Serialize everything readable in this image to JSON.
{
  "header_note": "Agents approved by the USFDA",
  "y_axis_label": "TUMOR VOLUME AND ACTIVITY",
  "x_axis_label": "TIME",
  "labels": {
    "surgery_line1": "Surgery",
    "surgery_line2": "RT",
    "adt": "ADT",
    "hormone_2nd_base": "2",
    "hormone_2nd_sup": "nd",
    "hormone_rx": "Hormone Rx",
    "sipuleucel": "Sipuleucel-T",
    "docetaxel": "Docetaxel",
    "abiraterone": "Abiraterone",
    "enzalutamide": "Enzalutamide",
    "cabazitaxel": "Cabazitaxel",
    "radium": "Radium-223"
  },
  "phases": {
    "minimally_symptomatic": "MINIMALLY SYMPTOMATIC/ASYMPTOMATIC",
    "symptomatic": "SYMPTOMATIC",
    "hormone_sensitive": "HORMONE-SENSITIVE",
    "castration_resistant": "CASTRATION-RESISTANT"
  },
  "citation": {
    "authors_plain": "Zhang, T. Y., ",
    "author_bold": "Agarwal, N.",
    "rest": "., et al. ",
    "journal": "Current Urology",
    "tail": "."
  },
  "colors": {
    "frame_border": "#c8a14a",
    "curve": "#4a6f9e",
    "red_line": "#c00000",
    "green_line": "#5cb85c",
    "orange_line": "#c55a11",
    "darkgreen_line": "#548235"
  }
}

☆ ☆ ☆ ☆ ☆ ☆ ☆

EXERCISE:
Repeat the data exactly, with every line included.

TASK RESULT:
Serialize everything readable in this image to JSON.
{
  "header_note": "Agents approved by the USFDA",
  "y_axis_label": "TUMOR VOLUME AND ACTIVITY",
  "x_axis_label": "TIME",
  "labels": {
    "surgery_line1": "Surgery",
    "surgery_line2": "RT",
    "adt": "ADT",
    "hormone_2nd_base": "2",
    "hormone_2nd_sup": "nd",
    "hormone_rx": "Hormone Rx",
    "sipuleucel": "Sipuleucel-T",
    "docetaxel": "Docetaxel",
    "abiraterone": "Abiraterone",
    "enzalutamide": "Enzalutamide",
    "cabazitaxel": "Cabazitaxel",
    "radium": "Radium-223"
  },
  "phases": {
    "minimally_symptomatic": "MINIMALLY SYMPTOMATIC/ASYMPTOMATIC",
    "symptomatic": "SYMPTOMATIC",
    "hormone_sensitive": "HORMONE-SENSITIVE",
    "castration_resistant": "CASTRATION-RESISTANT"
  },
  "citation": {
    "authors_plain": "Zhang, T. Y., ",
    "author_bold": "Agarwal, N.",
    "rest": "., et al. ",
    "journal": "Current Urology",
    "tail": "."
  },
  "colors": {
    "frame_border": "#c8a14a",
    "curve": "#4a6f9e",
    "red_line": "#c00000",
    "green_line": "#5cb85c",
    "orange_line": "#c55a11",
    "darkgreen_line": "#548235"
  }
}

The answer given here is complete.